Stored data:
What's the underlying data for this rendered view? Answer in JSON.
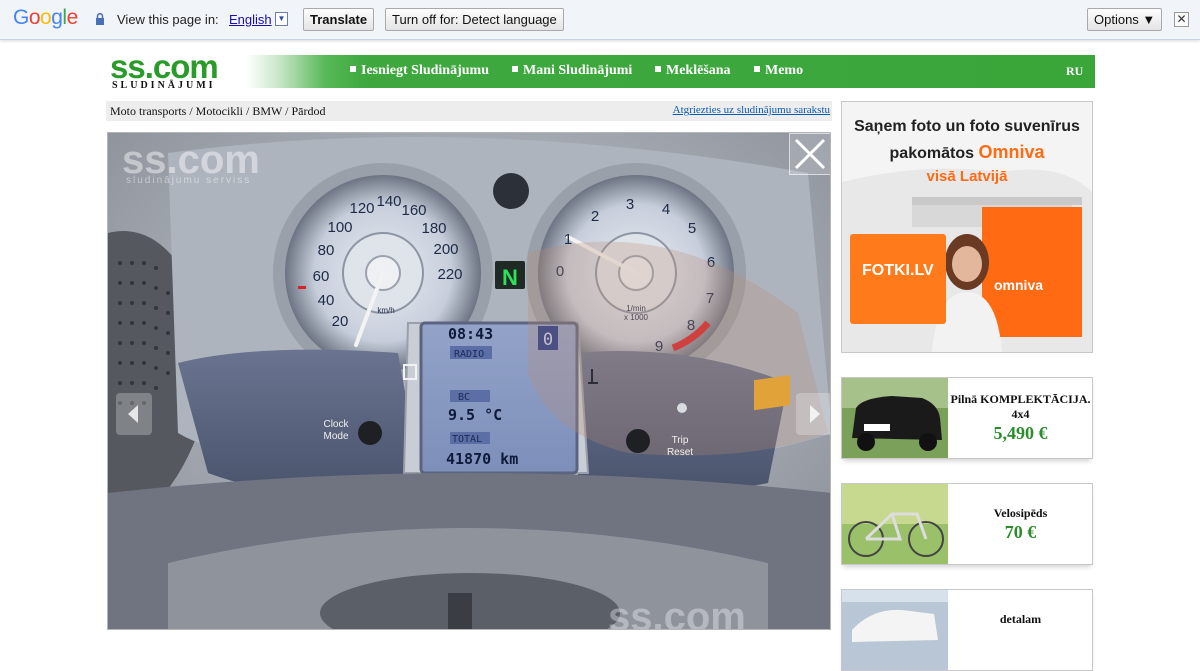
{
  "translate_bar": {
    "logo_letters": [
      "G",
      "o",
      "o",
      "g",
      "l",
      "e"
    ],
    "logo_colors": [
      "#4285f4",
      "#ea4335",
      "#fbbc05",
      "#4285f4",
      "#34a853",
      "#ea4335"
    ],
    "prompt": "View this page in:",
    "language": "English",
    "translate_label": "Translate",
    "turn_off_label": "Turn off for: Detect language",
    "options_label": "Options ▼",
    "close_glyph": "✕"
  },
  "site": {
    "logo_main": "ss.com",
    "logo_sub": "SLUDINĀJUMI",
    "nav": [
      {
        "label": "Iesniegt Sludinājumu"
      },
      {
        "label": "Mani Sludinājumi"
      },
      {
        "label": "Meklēšana"
      },
      {
        "label": "Memo"
      }
    ],
    "lang_switch": "RU"
  },
  "breadcrumb": {
    "path": "Moto transports / Motocikli / BMW / Pārdod",
    "back_link": "Atgriezties uz sludinājumu sarakstu"
  },
  "photo": {
    "watermark": "ss.com",
    "watermark_sub": "sludinājumu serviss",
    "speedo_ticks": [
      "20",
      "40",
      "60",
      "80",
      "100",
      "120",
      "140",
      "160",
      "180",
      "200",
      "220"
    ],
    "speedo_unit": "km/h",
    "tacho_ticks": [
      "0",
      "1",
      "2",
      "3",
      "4",
      "5",
      "6",
      "7",
      "8",
      "9"
    ],
    "tacho_unit": "1/min",
    "tacho_unit2": "x 1000",
    "gear": "N",
    "lcd_time": "08:43",
    "lcd_gear_num": "0",
    "lcd_radio": "RADIO",
    "lcd_bc": "BC",
    "lcd_temp": "9.5 °C",
    "lcd_total": "TOTAL",
    "lcd_km": "41870 km",
    "btn_left": "Clock\nMode",
    "btn_left_1": "Clock",
    "btn_left_2": "Mode",
    "btn_right_1": "Trip",
    "btn_right_2": "Reset"
  },
  "ad": {
    "line1": "Saņem foto un foto suvenīrus",
    "line2_a": "pakomātos ",
    "line2_b": "Omniva",
    "line3": "visā Latvijā",
    "fotki": "FOTKI.LV",
    "omniva": "omniva"
  },
  "listings": [
    {
      "title": "Pilnā KOMPLEKTĀCIJA. 4x4",
      "price": "5,490 €"
    },
    {
      "title": "Velosipēds",
      "price": "70 €"
    },
    {
      "title": "detalam",
      "price": ""
    }
  ]
}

WHAT IS ASKED:
Leave out the pictures and restate everything else word for word.

THE RESPONSE:
What's the underlying data for this rendered view? Answer in JSON.
{
  "translate_bar": {
    "logo_letters": [
      "G",
      "o",
      "o",
      "g",
      "l",
      "e"
    ],
    "logo_colors": [
      "#4285f4",
      "#ea4335",
      "#fbbc05",
      "#4285f4",
      "#34a853",
      "#ea4335"
    ],
    "prompt": "View this page in:",
    "language": "English",
    "translate_label": "Translate",
    "turn_off_label": "Turn off for: Detect language",
    "options_label": "Options ▼",
    "close_glyph": "✕"
  },
  "site": {
    "logo_main": "ss.com",
    "logo_sub": "SLUDINĀJUMI",
    "nav": [
      {
        "label": "Iesniegt Sludinājumu"
      },
      {
        "label": "Mani Sludinājumi"
      },
      {
        "label": "Meklēšana"
      },
      {
        "label": "Memo"
      }
    ],
    "lang_switch": "RU"
  },
  "breadcrumb": {
    "path": "Moto transports / Motocikli / BMW / Pārdod",
    "back_link": "Atgriezties uz sludinājumu sarakstu"
  },
  "photo": {
    "watermark": "ss.com",
    "watermark_sub": "sludinājumu serviss",
    "speedo_ticks": [
      "20",
      "40",
      "60",
      "80",
      "100",
      "120",
      "140",
      "160",
      "180",
      "200",
      "220"
    ],
    "speedo_unit": "km/h",
    "tacho_ticks": [
      "0",
      "1",
      "2",
      "3",
      "4",
      "5",
      "6",
      "7",
      "8",
      "9"
    ],
    "tacho_unit": "1/min",
    "tacho_unit2": "x 1000",
    "gear": "N",
    "lcd_time": "08:43",
    "lcd_gear_num": "0",
    "lcd_radio": "RADIO",
    "lcd_bc": "BC",
    "lcd_temp": "9.5 °C",
    "lcd_total": "TOTAL",
    "lcd_km": "41870 km",
    "btn_left": "Clock\nMode",
    "btn_left_1": "Clock",
    "btn_left_2": "Mode",
    "btn_right_1": "Trip",
    "btn_right_2": "Reset"
  },
  "ad": {
    "line1": "Saņem foto un foto suvenīrus",
    "line2_a": "pakomātos ",
    "line2_b": "Omniva",
    "line3": "visā Latvijā",
    "fotki": "FOTKI.LV",
    "omniva": "omniva"
  },
  "listings": [
    {
      "title": "Pilnā KOMPLEKTĀCIJA. 4x4",
      "price": "5,490 €"
    },
    {
      "title": "Velosipēds",
      "price": "70 €"
    },
    {
      "title": "detalam",
      "price": ""
    }
  ]
}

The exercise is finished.